═══ Records supplied ═══
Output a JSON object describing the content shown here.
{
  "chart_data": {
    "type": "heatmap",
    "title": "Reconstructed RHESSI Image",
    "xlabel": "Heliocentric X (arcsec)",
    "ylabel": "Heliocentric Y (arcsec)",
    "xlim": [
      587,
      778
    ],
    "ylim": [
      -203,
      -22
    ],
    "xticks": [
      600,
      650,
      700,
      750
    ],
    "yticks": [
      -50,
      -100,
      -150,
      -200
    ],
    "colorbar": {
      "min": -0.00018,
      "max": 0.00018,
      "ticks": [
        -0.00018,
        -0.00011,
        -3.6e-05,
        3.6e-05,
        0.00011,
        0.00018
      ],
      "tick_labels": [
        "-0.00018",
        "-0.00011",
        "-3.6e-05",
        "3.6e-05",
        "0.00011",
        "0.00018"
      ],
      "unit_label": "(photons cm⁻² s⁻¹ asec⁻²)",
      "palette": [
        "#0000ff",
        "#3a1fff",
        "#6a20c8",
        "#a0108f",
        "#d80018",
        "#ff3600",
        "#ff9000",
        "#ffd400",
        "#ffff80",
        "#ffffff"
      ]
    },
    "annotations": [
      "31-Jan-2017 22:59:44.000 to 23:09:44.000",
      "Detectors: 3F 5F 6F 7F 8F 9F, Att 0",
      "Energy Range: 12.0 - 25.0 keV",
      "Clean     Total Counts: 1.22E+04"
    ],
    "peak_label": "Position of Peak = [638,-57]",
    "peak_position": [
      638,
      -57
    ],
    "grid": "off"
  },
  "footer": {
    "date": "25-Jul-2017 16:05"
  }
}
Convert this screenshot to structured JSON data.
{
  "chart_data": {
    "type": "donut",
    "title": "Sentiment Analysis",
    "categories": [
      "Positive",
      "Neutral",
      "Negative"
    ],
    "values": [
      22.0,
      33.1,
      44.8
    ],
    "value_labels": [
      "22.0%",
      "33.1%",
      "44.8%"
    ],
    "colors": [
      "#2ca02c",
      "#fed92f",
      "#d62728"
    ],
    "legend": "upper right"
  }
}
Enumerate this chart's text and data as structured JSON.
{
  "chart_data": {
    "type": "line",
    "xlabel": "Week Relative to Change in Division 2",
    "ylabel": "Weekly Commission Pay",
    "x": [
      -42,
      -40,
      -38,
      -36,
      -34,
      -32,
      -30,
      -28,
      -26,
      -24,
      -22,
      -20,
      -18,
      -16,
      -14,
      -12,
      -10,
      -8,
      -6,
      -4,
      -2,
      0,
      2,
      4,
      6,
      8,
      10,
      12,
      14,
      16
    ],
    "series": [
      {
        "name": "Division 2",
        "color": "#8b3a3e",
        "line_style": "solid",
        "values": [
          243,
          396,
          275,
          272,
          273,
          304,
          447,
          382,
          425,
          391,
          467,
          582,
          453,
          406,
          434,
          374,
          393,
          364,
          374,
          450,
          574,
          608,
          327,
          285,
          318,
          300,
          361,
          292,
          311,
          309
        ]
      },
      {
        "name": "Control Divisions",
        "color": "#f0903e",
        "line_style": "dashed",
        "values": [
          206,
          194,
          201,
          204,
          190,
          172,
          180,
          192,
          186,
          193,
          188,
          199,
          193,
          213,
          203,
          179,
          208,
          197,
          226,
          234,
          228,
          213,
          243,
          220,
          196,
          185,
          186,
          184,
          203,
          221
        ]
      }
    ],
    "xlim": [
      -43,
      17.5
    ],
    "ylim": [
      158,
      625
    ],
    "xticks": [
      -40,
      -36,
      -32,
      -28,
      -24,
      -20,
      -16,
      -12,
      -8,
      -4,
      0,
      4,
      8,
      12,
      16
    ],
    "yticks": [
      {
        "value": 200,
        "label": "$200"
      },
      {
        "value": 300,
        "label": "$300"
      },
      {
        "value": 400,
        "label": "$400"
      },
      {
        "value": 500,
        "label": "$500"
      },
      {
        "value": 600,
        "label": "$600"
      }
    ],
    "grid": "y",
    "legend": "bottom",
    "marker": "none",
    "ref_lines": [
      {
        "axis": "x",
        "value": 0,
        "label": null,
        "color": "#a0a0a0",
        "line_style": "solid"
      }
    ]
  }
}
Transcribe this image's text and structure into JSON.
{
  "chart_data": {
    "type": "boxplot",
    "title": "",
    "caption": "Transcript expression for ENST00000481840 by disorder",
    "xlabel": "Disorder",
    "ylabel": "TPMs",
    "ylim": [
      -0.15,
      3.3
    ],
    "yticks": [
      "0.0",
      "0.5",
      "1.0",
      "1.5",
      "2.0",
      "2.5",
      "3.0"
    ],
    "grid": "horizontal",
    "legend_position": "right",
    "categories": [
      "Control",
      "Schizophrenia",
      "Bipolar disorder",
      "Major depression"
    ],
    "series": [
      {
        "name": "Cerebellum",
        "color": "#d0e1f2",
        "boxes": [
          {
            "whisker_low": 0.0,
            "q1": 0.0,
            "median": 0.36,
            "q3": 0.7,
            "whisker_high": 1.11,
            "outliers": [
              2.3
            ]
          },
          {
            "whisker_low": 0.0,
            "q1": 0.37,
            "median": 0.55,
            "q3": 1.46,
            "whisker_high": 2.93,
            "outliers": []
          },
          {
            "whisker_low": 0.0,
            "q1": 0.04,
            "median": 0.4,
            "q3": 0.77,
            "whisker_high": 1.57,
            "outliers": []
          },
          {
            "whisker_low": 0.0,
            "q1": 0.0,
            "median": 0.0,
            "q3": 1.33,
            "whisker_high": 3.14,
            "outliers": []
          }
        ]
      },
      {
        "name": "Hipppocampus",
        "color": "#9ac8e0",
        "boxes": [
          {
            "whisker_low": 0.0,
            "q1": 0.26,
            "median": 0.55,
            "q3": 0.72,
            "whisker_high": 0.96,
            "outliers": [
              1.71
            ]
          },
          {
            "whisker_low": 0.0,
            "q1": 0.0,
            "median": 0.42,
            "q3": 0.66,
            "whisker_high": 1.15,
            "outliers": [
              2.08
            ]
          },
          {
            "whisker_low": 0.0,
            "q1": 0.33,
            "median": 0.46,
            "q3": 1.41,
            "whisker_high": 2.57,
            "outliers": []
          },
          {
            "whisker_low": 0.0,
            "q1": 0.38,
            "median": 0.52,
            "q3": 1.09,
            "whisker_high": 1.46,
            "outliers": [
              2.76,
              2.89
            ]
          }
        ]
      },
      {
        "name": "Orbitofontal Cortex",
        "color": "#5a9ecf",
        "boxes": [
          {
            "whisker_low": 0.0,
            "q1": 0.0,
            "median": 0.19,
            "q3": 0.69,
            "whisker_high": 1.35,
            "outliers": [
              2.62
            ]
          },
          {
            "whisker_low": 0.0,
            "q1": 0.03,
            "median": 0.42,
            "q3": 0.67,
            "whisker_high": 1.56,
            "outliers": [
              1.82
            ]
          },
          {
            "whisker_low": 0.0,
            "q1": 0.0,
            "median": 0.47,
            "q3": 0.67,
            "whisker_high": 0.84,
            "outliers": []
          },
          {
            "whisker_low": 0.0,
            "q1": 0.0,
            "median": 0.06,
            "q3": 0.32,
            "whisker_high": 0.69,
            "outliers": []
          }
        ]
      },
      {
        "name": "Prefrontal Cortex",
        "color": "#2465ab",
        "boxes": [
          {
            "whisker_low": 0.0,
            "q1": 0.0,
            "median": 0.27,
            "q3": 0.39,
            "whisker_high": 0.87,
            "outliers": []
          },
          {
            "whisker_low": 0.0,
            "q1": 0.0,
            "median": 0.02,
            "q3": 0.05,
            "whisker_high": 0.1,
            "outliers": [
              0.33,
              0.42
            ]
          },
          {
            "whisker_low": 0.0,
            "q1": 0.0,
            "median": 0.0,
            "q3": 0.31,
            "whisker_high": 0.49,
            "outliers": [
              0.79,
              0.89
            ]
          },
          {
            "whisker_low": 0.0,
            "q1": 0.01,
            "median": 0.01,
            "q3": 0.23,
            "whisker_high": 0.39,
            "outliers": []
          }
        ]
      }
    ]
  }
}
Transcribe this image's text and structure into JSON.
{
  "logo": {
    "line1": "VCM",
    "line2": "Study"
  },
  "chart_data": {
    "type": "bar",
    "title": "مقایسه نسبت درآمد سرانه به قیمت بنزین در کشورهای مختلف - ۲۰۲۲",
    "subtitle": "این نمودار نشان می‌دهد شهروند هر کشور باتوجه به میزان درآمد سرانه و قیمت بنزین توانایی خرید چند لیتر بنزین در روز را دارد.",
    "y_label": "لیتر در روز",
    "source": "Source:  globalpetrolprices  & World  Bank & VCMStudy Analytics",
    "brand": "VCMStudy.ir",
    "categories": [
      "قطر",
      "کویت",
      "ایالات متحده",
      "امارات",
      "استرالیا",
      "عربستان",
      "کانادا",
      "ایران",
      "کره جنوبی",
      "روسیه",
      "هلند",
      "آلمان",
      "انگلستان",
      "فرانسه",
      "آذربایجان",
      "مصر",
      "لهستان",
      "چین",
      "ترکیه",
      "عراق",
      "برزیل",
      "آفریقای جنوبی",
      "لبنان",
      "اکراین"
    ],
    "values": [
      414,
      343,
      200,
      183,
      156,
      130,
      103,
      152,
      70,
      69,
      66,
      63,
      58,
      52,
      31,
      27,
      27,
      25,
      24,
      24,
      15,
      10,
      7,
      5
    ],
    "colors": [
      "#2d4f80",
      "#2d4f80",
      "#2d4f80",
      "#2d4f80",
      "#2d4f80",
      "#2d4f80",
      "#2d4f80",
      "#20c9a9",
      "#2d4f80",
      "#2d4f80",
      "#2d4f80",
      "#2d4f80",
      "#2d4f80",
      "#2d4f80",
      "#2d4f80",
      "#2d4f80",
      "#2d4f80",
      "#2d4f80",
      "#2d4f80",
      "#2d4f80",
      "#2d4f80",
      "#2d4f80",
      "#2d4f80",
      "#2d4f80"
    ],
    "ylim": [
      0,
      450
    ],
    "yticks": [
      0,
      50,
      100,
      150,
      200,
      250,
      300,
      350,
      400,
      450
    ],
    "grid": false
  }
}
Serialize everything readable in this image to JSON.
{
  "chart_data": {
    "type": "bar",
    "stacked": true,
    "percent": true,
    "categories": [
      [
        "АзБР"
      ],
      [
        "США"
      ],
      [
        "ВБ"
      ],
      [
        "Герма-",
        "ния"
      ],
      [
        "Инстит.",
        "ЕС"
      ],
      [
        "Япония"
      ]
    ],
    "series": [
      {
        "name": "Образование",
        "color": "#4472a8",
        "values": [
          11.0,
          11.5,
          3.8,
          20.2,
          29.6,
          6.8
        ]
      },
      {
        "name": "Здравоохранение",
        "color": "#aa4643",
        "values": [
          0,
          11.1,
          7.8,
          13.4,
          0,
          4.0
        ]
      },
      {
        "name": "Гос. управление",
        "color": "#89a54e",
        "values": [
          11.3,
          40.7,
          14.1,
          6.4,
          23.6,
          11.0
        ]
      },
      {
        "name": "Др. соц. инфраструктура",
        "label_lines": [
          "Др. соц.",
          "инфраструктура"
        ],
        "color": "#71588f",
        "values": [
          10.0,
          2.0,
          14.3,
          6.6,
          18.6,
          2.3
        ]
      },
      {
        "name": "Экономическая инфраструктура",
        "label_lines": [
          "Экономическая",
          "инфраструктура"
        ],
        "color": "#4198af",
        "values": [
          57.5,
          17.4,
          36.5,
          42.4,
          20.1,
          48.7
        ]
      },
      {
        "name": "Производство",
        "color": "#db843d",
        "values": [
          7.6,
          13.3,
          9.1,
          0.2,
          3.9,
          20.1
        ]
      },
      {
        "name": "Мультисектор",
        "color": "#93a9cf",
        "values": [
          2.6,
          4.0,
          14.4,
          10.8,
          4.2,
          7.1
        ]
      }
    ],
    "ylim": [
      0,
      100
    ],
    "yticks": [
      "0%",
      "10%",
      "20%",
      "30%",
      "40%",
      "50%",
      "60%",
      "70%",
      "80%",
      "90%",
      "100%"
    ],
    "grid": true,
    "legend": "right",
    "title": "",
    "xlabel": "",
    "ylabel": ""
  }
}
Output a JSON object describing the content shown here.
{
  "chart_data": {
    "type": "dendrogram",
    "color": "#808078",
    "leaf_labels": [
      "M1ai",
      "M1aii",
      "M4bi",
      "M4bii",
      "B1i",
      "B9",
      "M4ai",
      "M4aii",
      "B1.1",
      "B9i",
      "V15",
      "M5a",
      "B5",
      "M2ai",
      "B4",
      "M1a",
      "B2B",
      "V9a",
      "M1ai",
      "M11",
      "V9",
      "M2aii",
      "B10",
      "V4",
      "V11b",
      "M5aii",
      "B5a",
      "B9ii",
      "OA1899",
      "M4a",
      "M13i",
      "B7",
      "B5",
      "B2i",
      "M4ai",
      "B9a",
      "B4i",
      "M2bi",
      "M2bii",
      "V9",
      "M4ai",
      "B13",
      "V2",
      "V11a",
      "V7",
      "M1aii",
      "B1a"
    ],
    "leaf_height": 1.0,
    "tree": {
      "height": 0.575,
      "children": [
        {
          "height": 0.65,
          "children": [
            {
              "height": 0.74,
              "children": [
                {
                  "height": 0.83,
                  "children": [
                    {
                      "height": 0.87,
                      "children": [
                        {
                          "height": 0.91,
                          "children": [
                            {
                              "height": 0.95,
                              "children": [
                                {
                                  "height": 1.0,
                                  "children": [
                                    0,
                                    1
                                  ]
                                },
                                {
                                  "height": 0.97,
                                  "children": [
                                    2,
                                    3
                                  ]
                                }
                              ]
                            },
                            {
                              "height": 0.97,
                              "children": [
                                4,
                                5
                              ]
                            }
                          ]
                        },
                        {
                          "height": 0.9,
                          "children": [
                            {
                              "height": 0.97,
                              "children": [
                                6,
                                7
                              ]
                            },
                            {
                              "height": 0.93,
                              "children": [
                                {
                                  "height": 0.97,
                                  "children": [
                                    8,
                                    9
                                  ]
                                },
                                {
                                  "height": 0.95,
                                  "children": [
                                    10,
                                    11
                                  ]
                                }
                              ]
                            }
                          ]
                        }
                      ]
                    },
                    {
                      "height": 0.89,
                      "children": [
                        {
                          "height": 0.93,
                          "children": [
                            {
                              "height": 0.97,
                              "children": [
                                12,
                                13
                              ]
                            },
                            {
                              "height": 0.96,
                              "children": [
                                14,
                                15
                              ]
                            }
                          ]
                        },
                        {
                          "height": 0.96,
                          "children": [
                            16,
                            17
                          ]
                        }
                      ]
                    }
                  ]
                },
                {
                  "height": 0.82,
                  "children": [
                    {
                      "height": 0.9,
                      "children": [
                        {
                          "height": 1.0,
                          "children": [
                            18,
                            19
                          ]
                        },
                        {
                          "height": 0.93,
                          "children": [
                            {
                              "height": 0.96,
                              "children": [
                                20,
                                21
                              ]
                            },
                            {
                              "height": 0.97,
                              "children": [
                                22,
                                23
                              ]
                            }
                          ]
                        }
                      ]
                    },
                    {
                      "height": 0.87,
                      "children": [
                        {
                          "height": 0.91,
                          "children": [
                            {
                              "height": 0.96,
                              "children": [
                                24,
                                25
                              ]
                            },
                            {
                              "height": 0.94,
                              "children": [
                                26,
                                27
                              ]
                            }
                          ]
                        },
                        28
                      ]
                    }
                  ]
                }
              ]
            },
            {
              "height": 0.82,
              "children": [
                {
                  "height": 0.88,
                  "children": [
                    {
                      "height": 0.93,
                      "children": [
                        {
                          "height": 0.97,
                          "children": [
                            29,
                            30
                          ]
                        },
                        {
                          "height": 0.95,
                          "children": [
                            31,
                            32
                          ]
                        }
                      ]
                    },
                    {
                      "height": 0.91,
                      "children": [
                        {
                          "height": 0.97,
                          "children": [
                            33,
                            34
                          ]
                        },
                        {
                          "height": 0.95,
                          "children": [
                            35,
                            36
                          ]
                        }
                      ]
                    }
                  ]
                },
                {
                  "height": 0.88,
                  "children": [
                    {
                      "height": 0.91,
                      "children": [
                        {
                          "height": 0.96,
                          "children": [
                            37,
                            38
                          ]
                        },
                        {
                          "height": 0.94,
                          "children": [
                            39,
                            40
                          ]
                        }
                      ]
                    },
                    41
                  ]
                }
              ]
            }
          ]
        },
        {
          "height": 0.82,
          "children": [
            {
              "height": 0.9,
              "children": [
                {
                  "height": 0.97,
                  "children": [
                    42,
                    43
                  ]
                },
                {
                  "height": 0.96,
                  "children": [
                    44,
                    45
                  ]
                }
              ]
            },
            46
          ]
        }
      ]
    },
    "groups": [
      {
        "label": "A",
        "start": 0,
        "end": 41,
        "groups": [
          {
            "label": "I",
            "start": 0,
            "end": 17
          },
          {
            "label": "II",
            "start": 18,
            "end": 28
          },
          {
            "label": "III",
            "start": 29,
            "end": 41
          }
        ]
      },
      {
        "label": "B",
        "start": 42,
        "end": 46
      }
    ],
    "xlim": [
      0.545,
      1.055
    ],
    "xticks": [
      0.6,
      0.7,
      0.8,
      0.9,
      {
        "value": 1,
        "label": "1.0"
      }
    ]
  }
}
═══
Problem description =>
Copy out each line of the entries that holds "инфраструктура".

Task result =>
        "name": "Др. соц. инфраструктура",
          "инфраструктура"
        "name": "Экономическая инфраструктура",
          "инфраструктура"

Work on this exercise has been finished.